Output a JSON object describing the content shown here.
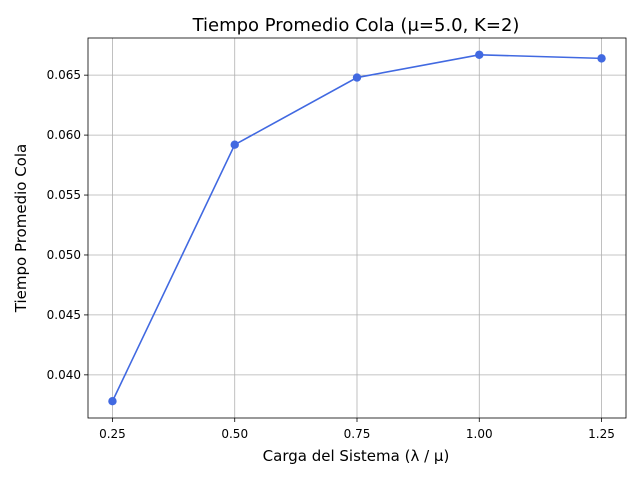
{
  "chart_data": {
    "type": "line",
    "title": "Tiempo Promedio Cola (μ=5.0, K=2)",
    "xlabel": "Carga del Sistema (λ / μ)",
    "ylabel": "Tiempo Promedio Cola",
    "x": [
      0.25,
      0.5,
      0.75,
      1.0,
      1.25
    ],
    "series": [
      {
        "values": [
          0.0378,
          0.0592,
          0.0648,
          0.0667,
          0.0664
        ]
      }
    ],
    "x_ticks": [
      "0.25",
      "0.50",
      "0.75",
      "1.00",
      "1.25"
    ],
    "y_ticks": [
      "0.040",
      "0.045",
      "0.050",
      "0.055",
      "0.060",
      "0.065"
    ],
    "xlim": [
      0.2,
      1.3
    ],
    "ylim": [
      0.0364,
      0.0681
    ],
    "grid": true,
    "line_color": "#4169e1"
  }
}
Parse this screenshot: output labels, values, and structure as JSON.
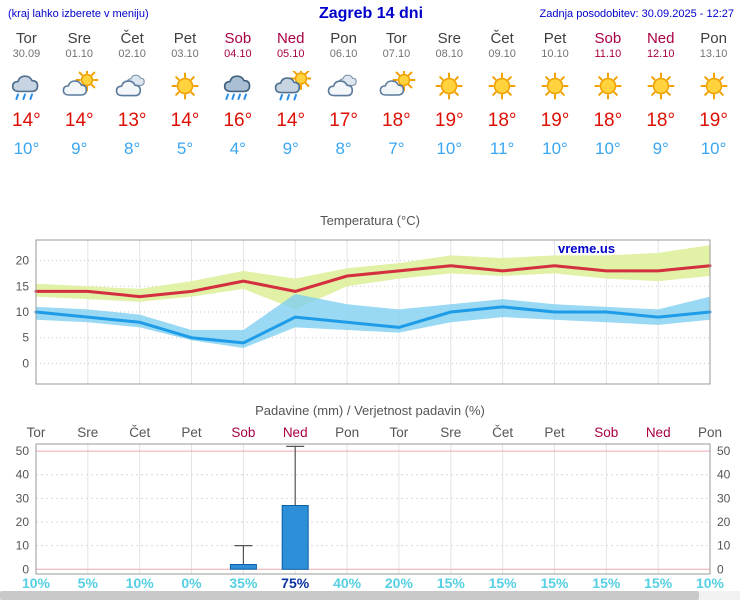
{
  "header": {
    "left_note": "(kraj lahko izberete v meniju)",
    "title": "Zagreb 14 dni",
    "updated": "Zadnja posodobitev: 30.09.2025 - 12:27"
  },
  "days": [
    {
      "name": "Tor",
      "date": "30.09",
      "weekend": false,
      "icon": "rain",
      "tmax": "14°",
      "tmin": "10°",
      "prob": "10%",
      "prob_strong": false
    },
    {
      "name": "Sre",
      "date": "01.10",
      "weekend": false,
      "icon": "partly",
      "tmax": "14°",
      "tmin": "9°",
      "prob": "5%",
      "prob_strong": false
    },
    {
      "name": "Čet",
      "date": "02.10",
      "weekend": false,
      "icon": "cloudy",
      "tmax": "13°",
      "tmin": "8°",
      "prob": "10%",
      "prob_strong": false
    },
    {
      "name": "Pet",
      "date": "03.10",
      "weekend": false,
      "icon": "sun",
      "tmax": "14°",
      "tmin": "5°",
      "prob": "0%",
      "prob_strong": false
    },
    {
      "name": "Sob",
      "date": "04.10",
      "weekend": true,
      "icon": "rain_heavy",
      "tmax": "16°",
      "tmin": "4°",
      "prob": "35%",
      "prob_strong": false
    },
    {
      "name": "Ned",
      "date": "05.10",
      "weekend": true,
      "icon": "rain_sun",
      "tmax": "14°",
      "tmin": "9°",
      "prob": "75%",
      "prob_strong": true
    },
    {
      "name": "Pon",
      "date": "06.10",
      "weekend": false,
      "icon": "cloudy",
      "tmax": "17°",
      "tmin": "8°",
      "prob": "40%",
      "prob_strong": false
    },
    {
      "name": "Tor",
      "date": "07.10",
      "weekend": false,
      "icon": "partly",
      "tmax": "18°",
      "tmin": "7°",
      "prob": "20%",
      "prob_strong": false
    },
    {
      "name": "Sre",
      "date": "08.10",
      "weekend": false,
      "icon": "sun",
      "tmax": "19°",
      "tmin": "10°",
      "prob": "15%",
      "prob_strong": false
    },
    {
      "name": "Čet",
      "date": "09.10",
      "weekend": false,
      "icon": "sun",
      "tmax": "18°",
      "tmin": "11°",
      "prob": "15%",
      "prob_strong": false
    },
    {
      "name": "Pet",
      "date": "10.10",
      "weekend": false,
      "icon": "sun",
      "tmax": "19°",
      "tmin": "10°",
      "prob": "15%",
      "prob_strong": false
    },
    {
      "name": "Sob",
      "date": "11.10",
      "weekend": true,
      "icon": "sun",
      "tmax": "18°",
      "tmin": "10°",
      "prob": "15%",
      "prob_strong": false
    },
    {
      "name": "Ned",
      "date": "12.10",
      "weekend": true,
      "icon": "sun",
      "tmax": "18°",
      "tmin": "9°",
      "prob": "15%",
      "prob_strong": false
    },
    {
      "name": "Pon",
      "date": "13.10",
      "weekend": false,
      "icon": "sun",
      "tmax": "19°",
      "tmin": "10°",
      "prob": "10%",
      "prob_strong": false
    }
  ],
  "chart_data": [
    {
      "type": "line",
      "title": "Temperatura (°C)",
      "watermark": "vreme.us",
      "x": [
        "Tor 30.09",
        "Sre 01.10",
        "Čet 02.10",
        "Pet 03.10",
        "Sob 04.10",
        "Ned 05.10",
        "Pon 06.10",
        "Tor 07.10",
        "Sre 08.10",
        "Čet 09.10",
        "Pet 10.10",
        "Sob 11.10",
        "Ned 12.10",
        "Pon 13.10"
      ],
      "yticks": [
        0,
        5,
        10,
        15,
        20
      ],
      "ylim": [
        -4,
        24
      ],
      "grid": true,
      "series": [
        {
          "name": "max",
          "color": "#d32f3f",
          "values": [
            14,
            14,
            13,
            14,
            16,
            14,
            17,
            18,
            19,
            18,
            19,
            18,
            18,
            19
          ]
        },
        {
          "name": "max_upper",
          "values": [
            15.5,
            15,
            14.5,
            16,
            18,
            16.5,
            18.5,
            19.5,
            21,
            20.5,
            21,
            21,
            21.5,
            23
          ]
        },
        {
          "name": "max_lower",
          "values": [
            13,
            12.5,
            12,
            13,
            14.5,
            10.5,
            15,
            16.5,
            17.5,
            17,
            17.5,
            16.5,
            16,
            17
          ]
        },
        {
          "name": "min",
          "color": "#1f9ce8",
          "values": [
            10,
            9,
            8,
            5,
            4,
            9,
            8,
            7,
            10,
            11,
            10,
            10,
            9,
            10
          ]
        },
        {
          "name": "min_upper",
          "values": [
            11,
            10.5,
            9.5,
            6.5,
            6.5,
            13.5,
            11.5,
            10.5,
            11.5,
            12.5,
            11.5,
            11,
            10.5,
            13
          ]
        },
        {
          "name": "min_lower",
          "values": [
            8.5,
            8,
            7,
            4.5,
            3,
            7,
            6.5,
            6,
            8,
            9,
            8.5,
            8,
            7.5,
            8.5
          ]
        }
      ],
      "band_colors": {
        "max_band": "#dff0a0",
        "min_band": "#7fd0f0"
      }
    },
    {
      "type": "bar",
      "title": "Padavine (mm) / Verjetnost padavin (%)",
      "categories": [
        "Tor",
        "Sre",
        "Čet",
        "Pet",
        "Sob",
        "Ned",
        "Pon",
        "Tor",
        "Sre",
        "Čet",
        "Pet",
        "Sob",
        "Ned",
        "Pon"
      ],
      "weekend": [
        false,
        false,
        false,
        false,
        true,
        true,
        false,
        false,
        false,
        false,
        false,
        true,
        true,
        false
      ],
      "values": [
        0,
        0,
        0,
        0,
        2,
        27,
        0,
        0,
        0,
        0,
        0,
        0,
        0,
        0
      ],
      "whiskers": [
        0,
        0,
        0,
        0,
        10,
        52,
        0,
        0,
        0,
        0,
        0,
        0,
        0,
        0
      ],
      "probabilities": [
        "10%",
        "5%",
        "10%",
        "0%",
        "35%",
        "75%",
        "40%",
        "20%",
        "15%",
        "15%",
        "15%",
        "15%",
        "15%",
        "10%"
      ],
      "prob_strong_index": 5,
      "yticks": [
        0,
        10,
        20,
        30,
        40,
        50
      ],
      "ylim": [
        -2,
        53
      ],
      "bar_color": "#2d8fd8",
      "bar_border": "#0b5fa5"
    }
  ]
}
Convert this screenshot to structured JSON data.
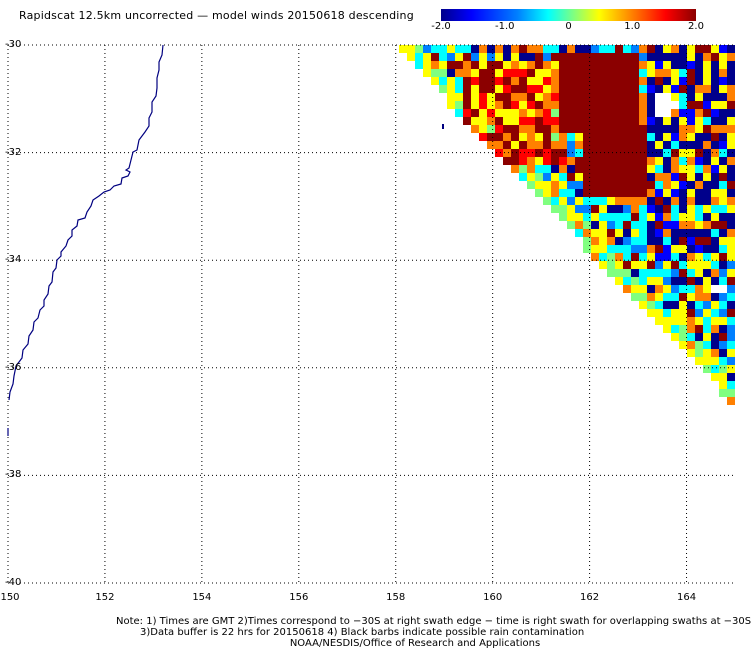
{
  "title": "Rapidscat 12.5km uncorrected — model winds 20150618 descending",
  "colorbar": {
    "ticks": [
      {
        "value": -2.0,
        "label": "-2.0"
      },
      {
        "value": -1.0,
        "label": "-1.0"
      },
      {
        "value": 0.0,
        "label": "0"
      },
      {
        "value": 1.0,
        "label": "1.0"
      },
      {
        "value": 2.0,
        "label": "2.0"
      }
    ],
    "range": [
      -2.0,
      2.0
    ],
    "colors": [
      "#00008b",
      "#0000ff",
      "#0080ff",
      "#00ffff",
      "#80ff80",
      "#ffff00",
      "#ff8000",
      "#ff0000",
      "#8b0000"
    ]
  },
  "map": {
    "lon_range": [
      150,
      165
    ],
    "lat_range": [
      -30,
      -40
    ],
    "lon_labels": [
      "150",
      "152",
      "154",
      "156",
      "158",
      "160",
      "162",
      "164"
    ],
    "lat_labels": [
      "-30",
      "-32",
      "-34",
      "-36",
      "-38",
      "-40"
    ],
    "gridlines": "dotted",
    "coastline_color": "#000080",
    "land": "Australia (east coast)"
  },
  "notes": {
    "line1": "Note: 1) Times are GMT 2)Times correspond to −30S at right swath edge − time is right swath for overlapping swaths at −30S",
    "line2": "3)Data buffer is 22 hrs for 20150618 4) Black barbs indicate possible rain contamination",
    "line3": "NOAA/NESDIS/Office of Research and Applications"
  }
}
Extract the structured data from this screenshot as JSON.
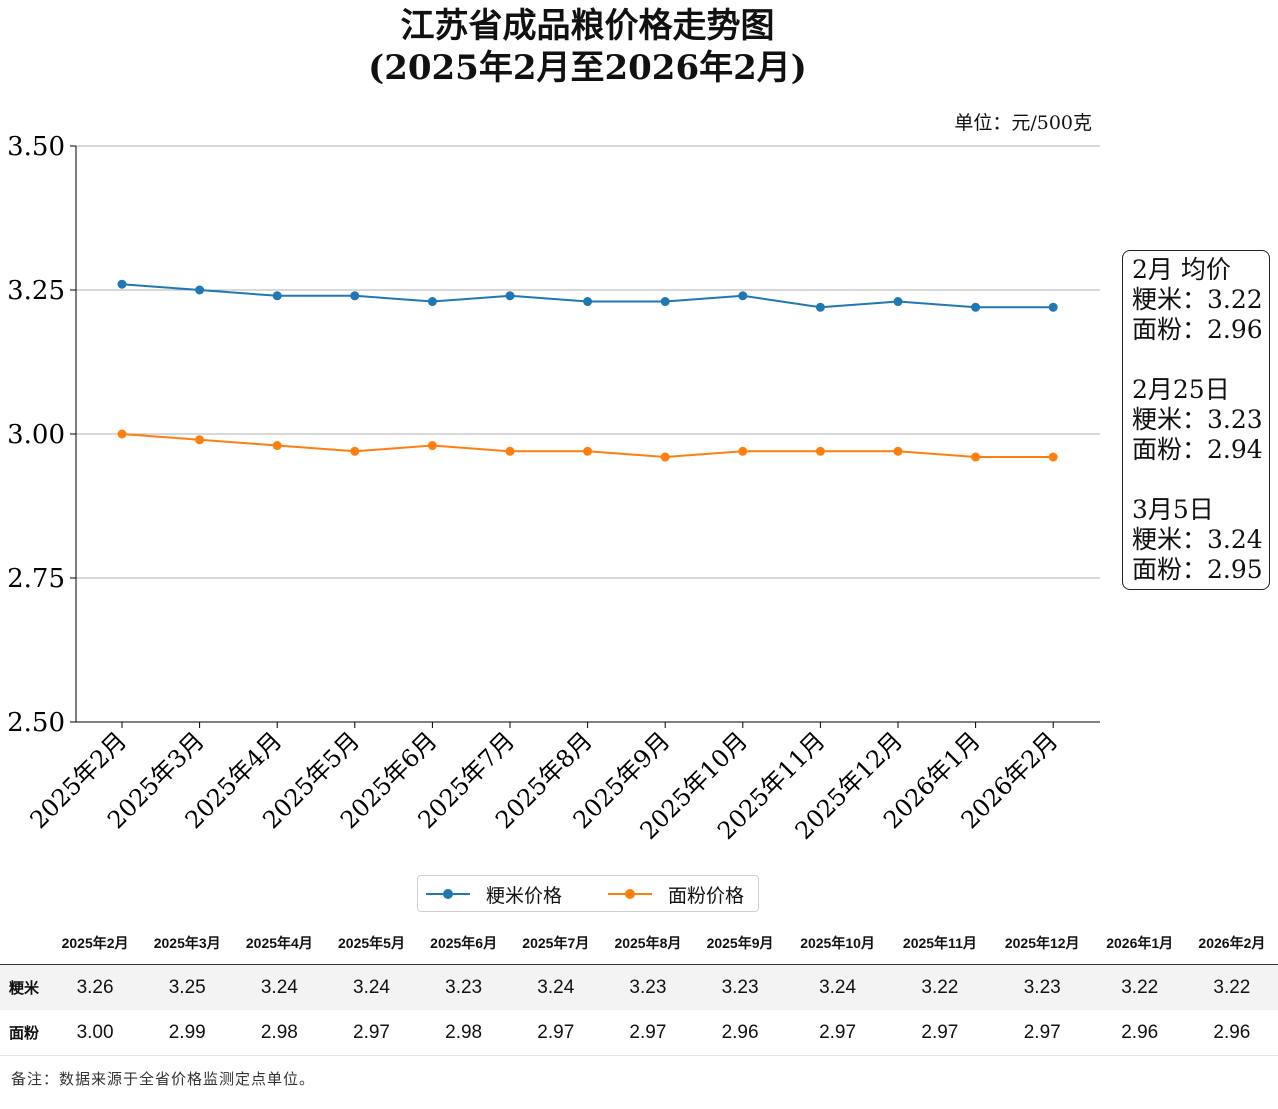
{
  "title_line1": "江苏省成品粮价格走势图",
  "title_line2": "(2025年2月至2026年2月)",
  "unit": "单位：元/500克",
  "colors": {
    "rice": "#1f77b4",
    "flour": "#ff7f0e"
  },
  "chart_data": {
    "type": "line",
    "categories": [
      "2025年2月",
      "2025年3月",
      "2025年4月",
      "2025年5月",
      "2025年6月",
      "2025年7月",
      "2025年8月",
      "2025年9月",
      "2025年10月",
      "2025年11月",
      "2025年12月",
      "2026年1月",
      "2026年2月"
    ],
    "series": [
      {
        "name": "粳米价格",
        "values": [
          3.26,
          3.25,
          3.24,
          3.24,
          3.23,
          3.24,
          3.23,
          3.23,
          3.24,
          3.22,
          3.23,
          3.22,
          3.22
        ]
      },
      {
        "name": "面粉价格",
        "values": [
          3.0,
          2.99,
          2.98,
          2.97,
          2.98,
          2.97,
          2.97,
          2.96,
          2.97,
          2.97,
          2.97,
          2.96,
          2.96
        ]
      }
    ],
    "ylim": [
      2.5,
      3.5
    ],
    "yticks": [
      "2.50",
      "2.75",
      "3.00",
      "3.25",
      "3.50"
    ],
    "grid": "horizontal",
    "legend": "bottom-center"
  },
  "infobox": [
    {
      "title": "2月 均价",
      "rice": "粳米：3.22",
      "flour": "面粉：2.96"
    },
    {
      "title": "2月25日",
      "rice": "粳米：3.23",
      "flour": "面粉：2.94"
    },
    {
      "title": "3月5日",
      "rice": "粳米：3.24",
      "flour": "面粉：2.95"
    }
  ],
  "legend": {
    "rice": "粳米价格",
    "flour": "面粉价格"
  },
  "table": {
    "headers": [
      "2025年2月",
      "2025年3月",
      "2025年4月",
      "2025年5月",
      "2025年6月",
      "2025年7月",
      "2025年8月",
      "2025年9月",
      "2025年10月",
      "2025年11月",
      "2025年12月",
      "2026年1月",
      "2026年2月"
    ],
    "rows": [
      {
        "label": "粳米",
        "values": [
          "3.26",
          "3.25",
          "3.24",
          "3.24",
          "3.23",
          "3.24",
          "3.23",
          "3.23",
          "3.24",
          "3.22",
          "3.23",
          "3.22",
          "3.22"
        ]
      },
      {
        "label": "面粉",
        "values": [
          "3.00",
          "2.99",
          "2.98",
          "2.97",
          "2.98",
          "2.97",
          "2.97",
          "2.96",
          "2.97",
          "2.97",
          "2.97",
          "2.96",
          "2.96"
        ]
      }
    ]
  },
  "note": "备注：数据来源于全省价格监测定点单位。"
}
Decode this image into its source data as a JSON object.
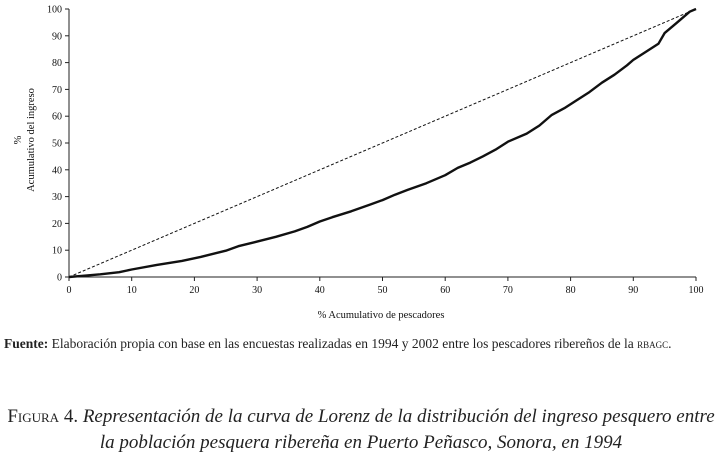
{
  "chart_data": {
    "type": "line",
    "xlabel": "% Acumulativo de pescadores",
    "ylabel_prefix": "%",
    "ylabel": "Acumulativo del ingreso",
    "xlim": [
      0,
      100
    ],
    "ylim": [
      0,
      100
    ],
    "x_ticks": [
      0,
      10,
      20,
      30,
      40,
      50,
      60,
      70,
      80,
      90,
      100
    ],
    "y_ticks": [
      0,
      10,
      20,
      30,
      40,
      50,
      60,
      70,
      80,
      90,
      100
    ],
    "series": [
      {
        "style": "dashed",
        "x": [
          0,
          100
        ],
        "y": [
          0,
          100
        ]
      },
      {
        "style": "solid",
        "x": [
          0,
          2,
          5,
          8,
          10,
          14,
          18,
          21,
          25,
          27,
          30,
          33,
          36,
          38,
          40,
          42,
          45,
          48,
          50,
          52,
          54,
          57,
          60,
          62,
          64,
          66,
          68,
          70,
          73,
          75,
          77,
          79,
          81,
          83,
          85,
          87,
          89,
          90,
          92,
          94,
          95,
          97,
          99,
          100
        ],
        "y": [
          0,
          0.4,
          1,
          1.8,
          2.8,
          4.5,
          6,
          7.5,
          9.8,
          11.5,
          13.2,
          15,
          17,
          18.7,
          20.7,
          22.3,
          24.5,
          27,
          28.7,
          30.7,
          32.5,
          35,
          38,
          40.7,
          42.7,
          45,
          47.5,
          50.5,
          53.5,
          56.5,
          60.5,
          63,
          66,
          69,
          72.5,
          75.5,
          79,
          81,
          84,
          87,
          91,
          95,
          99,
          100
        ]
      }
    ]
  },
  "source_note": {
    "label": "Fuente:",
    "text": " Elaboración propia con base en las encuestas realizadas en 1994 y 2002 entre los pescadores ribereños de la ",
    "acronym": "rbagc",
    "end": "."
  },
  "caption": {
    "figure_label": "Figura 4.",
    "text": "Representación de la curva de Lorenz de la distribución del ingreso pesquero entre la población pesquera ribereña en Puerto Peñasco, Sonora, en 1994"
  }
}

================================

• _Problem details_
Identify each line containing the string "text" and copy it out.

• _Response to this exercise_
    "text": " Elaboración propia con base en las encuestas realizadas en 1994 y 2002 entre los pescadores ribereños de la ",
    "text": "Representación de la curva de Lorenz de la distribución del ingreso pesquero entre la población pesquera ribereña en Puerto Peñasco, Sonora, en 1994"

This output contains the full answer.